— DATA ROWS —
======

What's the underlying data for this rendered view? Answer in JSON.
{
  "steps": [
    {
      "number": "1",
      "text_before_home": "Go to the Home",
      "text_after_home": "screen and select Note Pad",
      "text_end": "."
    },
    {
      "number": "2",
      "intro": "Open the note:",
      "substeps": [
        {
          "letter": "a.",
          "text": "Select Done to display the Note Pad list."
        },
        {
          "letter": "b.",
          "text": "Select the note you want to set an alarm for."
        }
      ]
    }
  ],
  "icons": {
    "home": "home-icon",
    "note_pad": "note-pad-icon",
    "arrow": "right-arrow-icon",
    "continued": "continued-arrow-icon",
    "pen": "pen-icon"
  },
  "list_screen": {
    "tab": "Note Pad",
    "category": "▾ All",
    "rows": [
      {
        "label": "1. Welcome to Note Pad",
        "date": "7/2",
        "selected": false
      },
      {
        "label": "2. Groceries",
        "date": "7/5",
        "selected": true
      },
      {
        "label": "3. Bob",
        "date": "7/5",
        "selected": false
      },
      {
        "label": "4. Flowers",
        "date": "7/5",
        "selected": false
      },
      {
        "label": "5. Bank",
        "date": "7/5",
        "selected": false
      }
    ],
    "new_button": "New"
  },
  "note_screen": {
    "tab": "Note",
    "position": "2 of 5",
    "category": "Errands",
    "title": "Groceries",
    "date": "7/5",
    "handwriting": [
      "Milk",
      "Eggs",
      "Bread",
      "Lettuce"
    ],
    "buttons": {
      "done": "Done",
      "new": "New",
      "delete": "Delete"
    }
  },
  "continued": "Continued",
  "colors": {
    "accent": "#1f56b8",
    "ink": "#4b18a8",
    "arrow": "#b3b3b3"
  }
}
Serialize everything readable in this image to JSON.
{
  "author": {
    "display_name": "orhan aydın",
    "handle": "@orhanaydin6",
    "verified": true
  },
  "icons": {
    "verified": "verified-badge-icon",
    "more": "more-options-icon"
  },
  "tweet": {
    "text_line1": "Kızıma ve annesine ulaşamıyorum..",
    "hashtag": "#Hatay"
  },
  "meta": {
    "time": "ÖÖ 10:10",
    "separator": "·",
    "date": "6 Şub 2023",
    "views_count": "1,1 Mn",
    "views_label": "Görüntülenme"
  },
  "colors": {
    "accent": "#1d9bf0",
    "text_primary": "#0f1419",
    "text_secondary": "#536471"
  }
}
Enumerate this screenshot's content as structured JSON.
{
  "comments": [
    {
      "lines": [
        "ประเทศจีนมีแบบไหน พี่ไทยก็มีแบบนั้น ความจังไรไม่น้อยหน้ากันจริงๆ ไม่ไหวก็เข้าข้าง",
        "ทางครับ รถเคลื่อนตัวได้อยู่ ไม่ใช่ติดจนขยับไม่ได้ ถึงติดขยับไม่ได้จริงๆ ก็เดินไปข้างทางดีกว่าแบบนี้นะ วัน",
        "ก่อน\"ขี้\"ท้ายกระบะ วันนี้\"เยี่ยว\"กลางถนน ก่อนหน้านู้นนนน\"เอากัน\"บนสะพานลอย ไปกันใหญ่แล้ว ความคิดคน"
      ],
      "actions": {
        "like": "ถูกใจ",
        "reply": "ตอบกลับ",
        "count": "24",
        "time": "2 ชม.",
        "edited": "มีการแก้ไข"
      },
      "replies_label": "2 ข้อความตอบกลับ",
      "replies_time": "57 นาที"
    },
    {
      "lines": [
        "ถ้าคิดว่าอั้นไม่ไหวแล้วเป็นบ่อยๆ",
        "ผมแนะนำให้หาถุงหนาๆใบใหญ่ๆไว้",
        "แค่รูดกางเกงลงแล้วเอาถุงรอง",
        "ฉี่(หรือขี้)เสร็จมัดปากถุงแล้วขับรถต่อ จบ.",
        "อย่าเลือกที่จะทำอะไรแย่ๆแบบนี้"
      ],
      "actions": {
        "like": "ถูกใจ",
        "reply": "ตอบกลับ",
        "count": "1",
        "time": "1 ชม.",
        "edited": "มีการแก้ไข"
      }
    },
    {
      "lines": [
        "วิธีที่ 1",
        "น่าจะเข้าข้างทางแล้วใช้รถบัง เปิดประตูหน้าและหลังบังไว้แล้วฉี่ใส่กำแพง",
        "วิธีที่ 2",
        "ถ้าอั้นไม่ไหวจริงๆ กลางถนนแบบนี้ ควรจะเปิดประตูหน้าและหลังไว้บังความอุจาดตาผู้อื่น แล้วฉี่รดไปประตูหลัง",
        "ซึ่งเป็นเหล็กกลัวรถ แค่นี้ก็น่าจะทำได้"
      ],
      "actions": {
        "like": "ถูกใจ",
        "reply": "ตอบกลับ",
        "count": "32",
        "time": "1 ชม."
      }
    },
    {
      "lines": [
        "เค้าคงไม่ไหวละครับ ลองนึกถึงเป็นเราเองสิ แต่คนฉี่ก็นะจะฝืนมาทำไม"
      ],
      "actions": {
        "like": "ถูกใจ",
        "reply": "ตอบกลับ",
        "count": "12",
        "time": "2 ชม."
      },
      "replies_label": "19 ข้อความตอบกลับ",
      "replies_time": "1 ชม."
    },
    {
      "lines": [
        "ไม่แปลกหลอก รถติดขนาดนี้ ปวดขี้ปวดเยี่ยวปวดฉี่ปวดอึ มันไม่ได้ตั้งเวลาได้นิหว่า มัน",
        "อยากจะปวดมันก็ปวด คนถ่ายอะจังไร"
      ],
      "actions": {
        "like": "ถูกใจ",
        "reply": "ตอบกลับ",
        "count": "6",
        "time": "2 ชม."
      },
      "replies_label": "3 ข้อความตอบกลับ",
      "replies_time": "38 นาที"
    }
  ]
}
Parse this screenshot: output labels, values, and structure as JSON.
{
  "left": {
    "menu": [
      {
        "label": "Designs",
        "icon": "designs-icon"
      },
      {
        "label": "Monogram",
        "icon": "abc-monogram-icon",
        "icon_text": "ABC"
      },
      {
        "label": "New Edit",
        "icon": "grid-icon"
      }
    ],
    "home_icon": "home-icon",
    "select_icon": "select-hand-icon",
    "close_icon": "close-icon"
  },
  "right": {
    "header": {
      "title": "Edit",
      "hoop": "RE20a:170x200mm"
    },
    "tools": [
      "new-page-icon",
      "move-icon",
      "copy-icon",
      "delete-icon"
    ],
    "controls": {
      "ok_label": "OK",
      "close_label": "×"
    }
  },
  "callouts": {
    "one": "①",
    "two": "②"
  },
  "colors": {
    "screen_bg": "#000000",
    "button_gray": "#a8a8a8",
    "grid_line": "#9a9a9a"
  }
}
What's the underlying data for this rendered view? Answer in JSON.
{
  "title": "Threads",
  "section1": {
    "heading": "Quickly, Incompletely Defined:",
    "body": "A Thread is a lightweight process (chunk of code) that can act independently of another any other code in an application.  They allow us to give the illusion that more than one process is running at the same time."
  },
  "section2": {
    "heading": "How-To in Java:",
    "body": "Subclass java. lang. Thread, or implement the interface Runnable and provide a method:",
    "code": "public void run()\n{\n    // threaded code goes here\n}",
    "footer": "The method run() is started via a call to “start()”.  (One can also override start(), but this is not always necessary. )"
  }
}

======

— EXERCISE PROMPT —
Check each line above for "this" and return the ones that have it.

— FINAL ANSWER —
What's the underlying data for this rendered view? Answer in JSON.
Serialize everything readable in this image to JSON.
Enumerate this screenshot's content as structured JSON.
Parse this screenshot: output labels, values, and structure as JSON.
What's the underlying data for this rendered view? Answer in JSON.
    "footer": "The method run() is started via a call to “start()”.  (One can also override start(), but this is not always necessary. )"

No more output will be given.